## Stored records
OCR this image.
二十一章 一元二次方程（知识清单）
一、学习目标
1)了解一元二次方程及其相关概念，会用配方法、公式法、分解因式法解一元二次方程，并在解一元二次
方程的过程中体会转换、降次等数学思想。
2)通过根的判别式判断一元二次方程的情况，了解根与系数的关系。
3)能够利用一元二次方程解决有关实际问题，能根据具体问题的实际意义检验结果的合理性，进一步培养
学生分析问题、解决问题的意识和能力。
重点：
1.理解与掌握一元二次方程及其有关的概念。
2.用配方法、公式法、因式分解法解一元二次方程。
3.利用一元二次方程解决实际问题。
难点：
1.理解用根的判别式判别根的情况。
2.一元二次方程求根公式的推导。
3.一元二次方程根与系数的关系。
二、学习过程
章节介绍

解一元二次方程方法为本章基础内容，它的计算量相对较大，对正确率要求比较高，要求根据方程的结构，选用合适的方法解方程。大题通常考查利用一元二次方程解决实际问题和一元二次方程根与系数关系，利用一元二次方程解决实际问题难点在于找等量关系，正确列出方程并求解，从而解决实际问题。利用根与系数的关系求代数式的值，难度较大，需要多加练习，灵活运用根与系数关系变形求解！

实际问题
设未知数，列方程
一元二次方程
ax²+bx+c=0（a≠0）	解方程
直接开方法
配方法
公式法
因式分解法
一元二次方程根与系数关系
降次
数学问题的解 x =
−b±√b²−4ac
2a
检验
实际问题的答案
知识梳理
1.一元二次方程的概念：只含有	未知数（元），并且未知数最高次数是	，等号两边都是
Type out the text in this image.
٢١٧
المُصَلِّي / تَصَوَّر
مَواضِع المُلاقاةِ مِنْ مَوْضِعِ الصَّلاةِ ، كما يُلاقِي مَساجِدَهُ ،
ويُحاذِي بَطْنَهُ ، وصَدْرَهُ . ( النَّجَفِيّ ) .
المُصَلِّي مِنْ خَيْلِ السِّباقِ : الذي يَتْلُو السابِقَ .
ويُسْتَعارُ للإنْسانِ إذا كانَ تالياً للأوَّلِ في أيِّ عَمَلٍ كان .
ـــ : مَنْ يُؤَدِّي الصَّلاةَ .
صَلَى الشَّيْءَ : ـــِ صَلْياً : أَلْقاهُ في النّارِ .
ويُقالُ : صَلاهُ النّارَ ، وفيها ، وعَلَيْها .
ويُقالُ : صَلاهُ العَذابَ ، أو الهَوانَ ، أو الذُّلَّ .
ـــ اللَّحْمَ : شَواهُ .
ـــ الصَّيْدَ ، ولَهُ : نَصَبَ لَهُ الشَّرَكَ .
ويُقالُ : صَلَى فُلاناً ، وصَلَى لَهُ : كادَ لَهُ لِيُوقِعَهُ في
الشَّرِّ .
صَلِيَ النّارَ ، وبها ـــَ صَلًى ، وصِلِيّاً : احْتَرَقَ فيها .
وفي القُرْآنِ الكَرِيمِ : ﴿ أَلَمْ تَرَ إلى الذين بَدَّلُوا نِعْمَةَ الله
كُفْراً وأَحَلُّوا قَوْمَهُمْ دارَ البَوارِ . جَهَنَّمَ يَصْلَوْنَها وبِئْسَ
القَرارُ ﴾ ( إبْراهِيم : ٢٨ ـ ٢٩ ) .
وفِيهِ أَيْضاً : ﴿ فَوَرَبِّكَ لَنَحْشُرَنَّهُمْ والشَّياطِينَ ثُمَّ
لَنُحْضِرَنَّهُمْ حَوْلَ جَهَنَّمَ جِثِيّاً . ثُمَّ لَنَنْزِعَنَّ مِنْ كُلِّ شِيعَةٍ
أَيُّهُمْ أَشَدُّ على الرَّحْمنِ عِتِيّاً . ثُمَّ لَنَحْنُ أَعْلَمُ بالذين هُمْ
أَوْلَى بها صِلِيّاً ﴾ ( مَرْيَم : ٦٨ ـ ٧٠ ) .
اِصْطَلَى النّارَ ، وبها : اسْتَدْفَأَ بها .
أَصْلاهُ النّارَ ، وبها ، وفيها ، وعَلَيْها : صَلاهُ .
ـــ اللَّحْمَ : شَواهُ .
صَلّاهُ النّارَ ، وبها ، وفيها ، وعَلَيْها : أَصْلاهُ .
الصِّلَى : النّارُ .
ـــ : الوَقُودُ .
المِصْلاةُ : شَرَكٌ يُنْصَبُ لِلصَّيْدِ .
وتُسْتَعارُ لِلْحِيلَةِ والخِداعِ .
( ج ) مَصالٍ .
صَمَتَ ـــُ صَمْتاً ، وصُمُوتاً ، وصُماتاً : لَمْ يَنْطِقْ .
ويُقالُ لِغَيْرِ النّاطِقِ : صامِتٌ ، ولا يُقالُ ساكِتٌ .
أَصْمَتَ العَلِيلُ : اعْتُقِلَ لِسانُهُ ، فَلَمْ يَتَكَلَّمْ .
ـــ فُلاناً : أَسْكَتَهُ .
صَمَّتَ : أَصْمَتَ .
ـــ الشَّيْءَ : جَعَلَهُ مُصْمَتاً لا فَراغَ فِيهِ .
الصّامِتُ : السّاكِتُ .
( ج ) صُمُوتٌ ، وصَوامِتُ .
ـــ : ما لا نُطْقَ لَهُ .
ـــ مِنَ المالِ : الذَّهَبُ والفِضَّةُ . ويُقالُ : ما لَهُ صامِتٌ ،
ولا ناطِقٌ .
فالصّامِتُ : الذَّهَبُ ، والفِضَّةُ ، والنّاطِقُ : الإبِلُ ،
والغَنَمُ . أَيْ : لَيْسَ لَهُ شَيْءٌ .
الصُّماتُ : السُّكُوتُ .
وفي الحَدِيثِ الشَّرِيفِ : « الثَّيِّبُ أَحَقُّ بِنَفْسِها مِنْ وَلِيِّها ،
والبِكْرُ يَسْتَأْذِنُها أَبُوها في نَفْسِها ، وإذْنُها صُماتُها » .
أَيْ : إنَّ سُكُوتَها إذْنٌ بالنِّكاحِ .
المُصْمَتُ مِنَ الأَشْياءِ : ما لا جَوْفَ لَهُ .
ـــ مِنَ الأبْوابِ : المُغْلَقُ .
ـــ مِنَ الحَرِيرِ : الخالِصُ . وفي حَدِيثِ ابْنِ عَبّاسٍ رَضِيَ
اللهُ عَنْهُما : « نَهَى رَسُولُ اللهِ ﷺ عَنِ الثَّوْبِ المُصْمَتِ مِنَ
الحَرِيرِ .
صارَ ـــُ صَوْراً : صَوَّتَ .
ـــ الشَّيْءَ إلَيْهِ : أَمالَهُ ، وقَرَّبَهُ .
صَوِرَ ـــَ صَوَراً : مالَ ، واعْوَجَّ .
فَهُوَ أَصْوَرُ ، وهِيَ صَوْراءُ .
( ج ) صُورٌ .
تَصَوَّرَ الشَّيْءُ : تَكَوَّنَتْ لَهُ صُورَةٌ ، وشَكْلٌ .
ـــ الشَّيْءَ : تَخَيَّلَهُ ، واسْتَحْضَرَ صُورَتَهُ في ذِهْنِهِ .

## TASK
Each line above must be printed exactly as it appears.

## RESPONSE TO THE EXERCISE
OCR this image.
二十一章 一元二次方程（知识清单）
一、学习目标
1)了解一元二次方程及其相关概念，会用配方法、公式法、分解因式法解一元二次方程，并在解一元二次
方程的过程中体会转换、降次等数学思想。
2)通过根的判别式判断一元二次方程的情况，了解根与系数的关系。
3)能够利用一元二次方程解决有关实际问题，能根据具体问题的实际意义检验结果的合理性，进一步培养
学生分析问题、解决问题的意识和能力。
重点：
1.理解与掌握一元二次方程及其有关的概念。
2.用配方法、公式法、因式分解法解一元二次方程。
3.利用一元二次方程解决实际问题。
难点：
1.理解用根的判别式判别根的情况。
2.一元二次方程求根公式的推导。
3.一元二次方程根与系数的关系。
二、学习过程
章节介绍

解一元二次方程方法为本章基础内容，它的计算量相对较大，对正确率要求比较高，要求根据方程的结构，选用合适的方法解方程。大题通常考查利用一元二次方程解决实际问题和一元二次方程根与系数关系，利用一元二次方程解决实际问题难点在于找等量关系，正确列出方程并求解，从而解决实际问题。利用根与系数的关系求代数式的值，难度较大，需要多加练习，灵活运用根与系数关系变形求解！

实际问题
设未知数，列方程
一元二次方程
ax²+bx+c=0（a≠0）	解方程
直接开方法
配方法
公式法
因式分解法
一元二次方程根与系数关系
降次
数学问题的解 x =
−b±√b²−4ac
2a
检验
实际问题的答案
知识梳理
1.一元二次方程的概念：只含有	未知数（元），并且未知数最高次数是	，等号两边都是
Type out the text in this image.
٢١٧
المُصَلِّي / تَصَوَّر
مَواضِع المُلاقاةِ مِنْ مَوْضِعِ الصَّلاةِ ، كما يُلاقِي مَساجِدَهُ ،
ويُحاذِي بَطْنَهُ ، وصَدْرَهُ . ( النَّجَفِيّ ) .
المُصَلِّي مِنْ خَيْلِ السِّباقِ : الذي يَتْلُو السابِقَ .
ويُسْتَعارُ للإنْسانِ إذا كانَ تالياً للأوَّلِ في أيِّ عَمَلٍ كان .
ـــ : مَنْ يُؤَدِّي الصَّلاةَ .
صَلَى الشَّيْءَ : ـــِ صَلْياً : أَلْقاهُ في النّارِ .
ويُقالُ : صَلاهُ النّارَ ، وفيها ، وعَلَيْها .
ويُقالُ : صَلاهُ العَذابَ ، أو الهَوانَ ، أو الذُّلَّ .
ـــ اللَّحْمَ : شَواهُ .
ـــ الصَّيْدَ ، ولَهُ : نَصَبَ لَهُ الشَّرَكَ .
ويُقالُ : صَلَى فُلاناً ، وصَلَى لَهُ : كادَ لَهُ لِيُوقِعَهُ في
الشَّرِّ .
صَلِيَ النّارَ ، وبها ـــَ صَلًى ، وصِلِيّاً : احْتَرَقَ فيها .
وفي القُرْآنِ الكَرِيمِ : ﴿ أَلَمْ تَرَ إلى الذين بَدَّلُوا نِعْمَةَ الله
كُفْراً وأَحَلُّوا قَوْمَهُمْ دارَ البَوارِ . جَهَنَّمَ يَصْلَوْنَها وبِئْسَ
القَرارُ ﴾ ( إبْراهِيم : ٢٨ ـ ٢٩ ) .
وفِيهِ أَيْضاً : ﴿ فَوَرَبِّكَ لَنَحْشُرَنَّهُمْ والشَّياطِينَ ثُمَّ
لَنُحْضِرَنَّهُمْ حَوْلَ جَهَنَّمَ جِثِيّاً . ثُمَّ لَنَنْزِعَنَّ مِنْ كُلِّ شِيعَةٍ
أَيُّهُمْ أَشَدُّ على الرَّحْمنِ عِتِيّاً . ثُمَّ لَنَحْنُ أَعْلَمُ بالذين هُمْ
أَوْلَى بها صِلِيّاً ﴾ ( مَرْيَم : ٦٨ ـ ٧٠ ) .
اِصْطَلَى النّارَ ، وبها : اسْتَدْفَأَ بها .
أَصْلاهُ النّارَ ، وبها ، وفيها ، وعَلَيْها : صَلاهُ .
ـــ اللَّحْمَ : شَواهُ .
صَلّاهُ النّارَ ، وبها ، وفيها ، وعَلَيْها : أَصْلاهُ .
الصِّلَى : النّارُ .
ـــ : الوَقُودُ .
المِصْلاةُ : شَرَكٌ يُنْصَبُ لِلصَّيْدِ .
وتُسْتَعارُ لِلْحِيلَةِ والخِداعِ .
( ج ) مَصالٍ .
صَمَتَ ـــُ صَمْتاً ، وصُمُوتاً ، وصُماتاً : لَمْ يَنْطِقْ .
ويُقالُ لِغَيْرِ النّاطِقِ : صامِتٌ ، ولا يُقالُ ساكِتٌ .
أَصْمَتَ العَلِيلُ : اعْتُقِلَ لِسانُهُ ، فَلَمْ يَتَكَلَّمْ .
ـــ فُلاناً : أَسْكَتَهُ .
صَمَّتَ : أَصْمَتَ .
ـــ الشَّيْءَ : جَعَلَهُ مُصْمَتاً لا فَراغَ فِيهِ .
الصّامِتُ : السّاكِتُ .
( ج ) صُمُوتٌ ، وصَوامِتُ .
ـــ : ما لا نُطْقَ لَهُ .
ـــ مِنَ المالِ : الذَّهَبُ والفِضَّةُ . ويُقالُ : ما لَهُ صامِتٌ ،
ولا ناطِقٌ .
فالصّامِتُ : الذَّهَبُ ، والفِضَّةُ ، والنّاطِقُ : الإبِلُ ،
والغَنَمُ . أَيْ : لَيْسَ لَهُ شَيْءٌ .
الصُّماتُ : السُّكُوتُ .
وفي الحَدِيثِ الشَّرِيفِ : « الثَّيِّبُ أَحَقُّ بِنَفْسِها مِنْ وَلِيِّها ،
والبِكْرُ يَسْتَأْذِنُها أَبُوها في نَفْسِها ، وإذْنُها صُماتُها » .
أَيْ : إنَّ سُكُوتَها إذْنٌ بالنِّكاحِ .
المُصْمَتُ مِنَ الأَشْياءِ : ما لا جَوْفَ لَهُ .
ـــ مِنَ الأبْوابِ : المُغْلَقُ .
ـــ مِنَ الحَرِيرِ : الخالِصُ . وفي حَدِيثِ ابْنِ عَبّاسٍ رَضِيَ
اللهُ عَنْهُما : « نَهَى رَسُولُ اللهِ ﷺ عَنِ الثَّوْبِ المُصْمَتِ مِنَ
الحَرِيرِ .
صارَ ـــُ صَوْراً : صَوَّتَ .
ـــ الشَّيْءَ إلَيْهِ : أَمالَهُ ، وقَرَّبَهُ .
صَوِرَ ـــَ صَوَراً : مالَ ، واعْوَجَّ .
فَهُوَ أَصْوَرُ ، وهِيَ صَوْراءُ .
( ج ) صُورٌ .
تَصَوَّرَ الشَّيْءُ : تَكَوَّنَتْ لَهُ صُورَةٌ ، وشَكْلٌ .
ـــ الشَّيْءَ : تَخَيَّلَهُ ، واسْتَحْضَرَ صُورَتَهُ في ذِهْنِهِ .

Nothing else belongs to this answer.